Exercise instructions:
Can you transcribe every record below exactly as it appears?

===== Data provided

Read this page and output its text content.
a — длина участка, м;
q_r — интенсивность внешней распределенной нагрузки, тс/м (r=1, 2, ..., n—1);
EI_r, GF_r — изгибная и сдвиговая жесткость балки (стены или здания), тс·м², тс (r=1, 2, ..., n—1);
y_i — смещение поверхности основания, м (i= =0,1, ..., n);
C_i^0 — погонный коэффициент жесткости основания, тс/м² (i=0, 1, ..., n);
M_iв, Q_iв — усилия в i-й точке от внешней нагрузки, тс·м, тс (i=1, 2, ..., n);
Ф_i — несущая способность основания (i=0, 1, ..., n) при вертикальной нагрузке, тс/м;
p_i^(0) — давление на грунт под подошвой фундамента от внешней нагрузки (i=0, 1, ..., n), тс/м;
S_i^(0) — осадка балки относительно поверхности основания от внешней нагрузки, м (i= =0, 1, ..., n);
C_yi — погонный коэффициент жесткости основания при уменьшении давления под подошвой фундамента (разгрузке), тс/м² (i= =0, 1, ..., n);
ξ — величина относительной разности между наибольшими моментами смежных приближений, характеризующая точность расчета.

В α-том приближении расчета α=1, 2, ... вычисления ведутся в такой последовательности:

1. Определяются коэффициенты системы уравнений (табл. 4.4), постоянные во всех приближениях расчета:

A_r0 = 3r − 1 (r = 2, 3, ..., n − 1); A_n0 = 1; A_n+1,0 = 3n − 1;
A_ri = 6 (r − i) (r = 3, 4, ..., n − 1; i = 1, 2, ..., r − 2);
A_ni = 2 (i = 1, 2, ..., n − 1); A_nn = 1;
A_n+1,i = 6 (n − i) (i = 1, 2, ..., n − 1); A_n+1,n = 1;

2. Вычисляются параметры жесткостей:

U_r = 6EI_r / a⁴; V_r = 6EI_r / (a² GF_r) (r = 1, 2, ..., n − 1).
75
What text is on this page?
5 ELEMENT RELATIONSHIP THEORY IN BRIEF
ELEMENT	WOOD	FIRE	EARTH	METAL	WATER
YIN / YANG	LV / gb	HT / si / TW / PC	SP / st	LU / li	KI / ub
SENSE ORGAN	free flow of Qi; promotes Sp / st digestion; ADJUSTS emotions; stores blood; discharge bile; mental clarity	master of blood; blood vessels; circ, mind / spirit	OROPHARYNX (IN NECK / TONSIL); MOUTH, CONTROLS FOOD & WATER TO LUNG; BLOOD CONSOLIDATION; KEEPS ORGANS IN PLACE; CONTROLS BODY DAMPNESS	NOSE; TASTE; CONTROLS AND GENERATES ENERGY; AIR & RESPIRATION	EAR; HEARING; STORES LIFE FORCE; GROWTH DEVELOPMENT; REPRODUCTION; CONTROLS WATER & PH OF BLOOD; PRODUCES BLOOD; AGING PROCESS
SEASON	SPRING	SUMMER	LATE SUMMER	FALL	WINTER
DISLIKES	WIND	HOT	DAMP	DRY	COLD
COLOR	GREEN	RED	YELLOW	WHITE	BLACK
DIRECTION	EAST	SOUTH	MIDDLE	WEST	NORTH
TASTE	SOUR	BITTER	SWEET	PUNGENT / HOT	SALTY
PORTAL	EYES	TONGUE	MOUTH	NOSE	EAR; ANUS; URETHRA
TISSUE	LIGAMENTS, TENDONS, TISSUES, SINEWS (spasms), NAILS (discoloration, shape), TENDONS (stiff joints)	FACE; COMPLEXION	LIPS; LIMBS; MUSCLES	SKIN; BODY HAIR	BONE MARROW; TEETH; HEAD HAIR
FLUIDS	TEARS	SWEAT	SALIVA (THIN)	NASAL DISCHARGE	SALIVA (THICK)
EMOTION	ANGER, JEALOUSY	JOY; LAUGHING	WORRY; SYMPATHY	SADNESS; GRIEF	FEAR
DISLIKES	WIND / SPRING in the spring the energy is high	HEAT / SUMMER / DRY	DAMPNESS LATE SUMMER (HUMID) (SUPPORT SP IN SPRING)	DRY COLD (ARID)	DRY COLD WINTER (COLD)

==========

Complete answer:
Read this page and output its text content.
a — длина участка, м;
q_r — интенсивность внешней распределенной нагрузки, тс/м (r=1, 2, ..., n—1);
EI_r, GF_r — изгибная и сдвиговая жесткость балки (стены или здания), тс·м², тс (r=1, 2, ..., n—1);
y_i — смещение поверхности основания, м (i= =0,1, ..., n);
C_i^0 — погонный коэффициент жесткости основания, тс/м² (i=0, 1, ..., n);
M_iв, Q_iв — усилия в i-й точке от внешней нагрузки, тс·м, тс (i=1, 2, ..., n);
Ф_i — несущая способность основания (i=0, 1, ..., n) при вертикальной нагрузке, тс/м;
p_i^(0) — давление на грунт под подошвой фундамента от внешней нагрузки (i=0, 1, ..., n), тс/м;
S_i^(0) — осадка балки относительно поверхности основания от внешней нагрузки, м (i= =0, 1, ..., n);
C_yi — погонный коэффициент жесткости основания при уменьшении давления под подошвой фундамента (разгрузке), тс/м² (i= =0, 1, ..., n);
ξ — величина относительной разности между наибольшими моментами смежных приближений, характеризующая точность расчета.

В α-том приближении расчета α=1, 2, ... вычисления ведутся в такой последовательности:

1. Определяются коэффициенты системы уравнений (табл. 4.4), постоянные во всех приближениях расчета:

A_r0 = 3r − 1 (r = 2, 3, ..., n − 1); A_n0 = 1; A_n+1,0 = 3n − 1;
A_ri = 6 (r − i) (r = 3, 4, ..., n − 1; i = 1, 2, ..., r − 2);
A_ni = 2 (i = 1, 2, ..., n − 1); A_nn = 1;
A_n+1,i = 6 (n − i) (i = 1, 2, ..., n − 1); A_n+1,n = 1;

2. Вычисляются параметры жесткостей:

U_r = 6EI_r / a⁴; V_r = 6EI_r / (a² GF_r) (r = 1, 2, ..., n − 1).
75
What text is on this page?
5 ELEMENT RELATIONSHIP THEORY IN BRIEF
ELEMENT	WOOD	FIRE	EARTH	METAL	WATER
YIN / YANG	LV / gb	HT / si / TW / PC	SP / st	LU / li	KI / ub
SENSE ORGAN	free flow of Qi; promotes Sp / st digestion; ADJUSTS emotions; stores blood; discharge bile; mental clarity	master of blood; blood vessels; circ, mind / spirit	OROPHARYNX (IN NECK / TONSIL); MOUTH, CONTROLS FOOD & WATER TO LUNG; BLOOD CONSOLIDATION; KEEPS ORGANS IN PLACE; CONTROLS BODY DAMPNESS	NOSE; TASTE; CONTROLS AND GENERATES ENERGY; AIR & RESPIRATION	EAR; HEARING; STORES LIFE FORCE; GROWTH DEVELOPMENT; REPRODUCTION; CONTROLS WATER & PH OF BLOOD; PRODUCES BLOOD; AGING PROCESS
SEASON	SPRING	SUMMER	LATE SUMMER	FALL	WINTER
DISLIKES	WIND	HOT	DAMP	DRY	COLD
COLOR	GREEN	RED	YELLOW	WHITE	BLACK
DIRECTION	EAST	SOUTH	MIDDLE	WEST	NORTH
TASTE	SOUR	BITTER	SWEET	PUNGENT / HOT	SALTY
PORTAL	EYES	TONGUE	MOUTH	NOSE	EAR; ANUS; URETHRA
TISSUE	LIGAMENTS, TENDONS, TISSUES, SINEWS (spasms), NAILS (discoloration, shape), TENDONS (stiff joints)	FACE; COMPLEXION	LIPS; LIMBS; MUSCLES	SKIN; BODY HAIR	BONE MARROW; TEETH; HEAD HAIR
FLUIDS	TEARS	SWEAT	SALIVA (THIN)	NASAL DISCHARGE	SALIVA (THICK)
EMOTION	ANGER, JEALOUSY	JOY; LAUGHING	WORRY; SYMPATHY	SADNESS; GRIEF	FEAR
DISLIKES	WIND / SPRING in the spring the energy is high	HEAT / SUMMER / DRY	DAMPNESS LATE SUMMER (HUMID) (SUPPORT SP IN SPRING)	DRY COLD (ARID)	DRY COLD WINTER (COLD)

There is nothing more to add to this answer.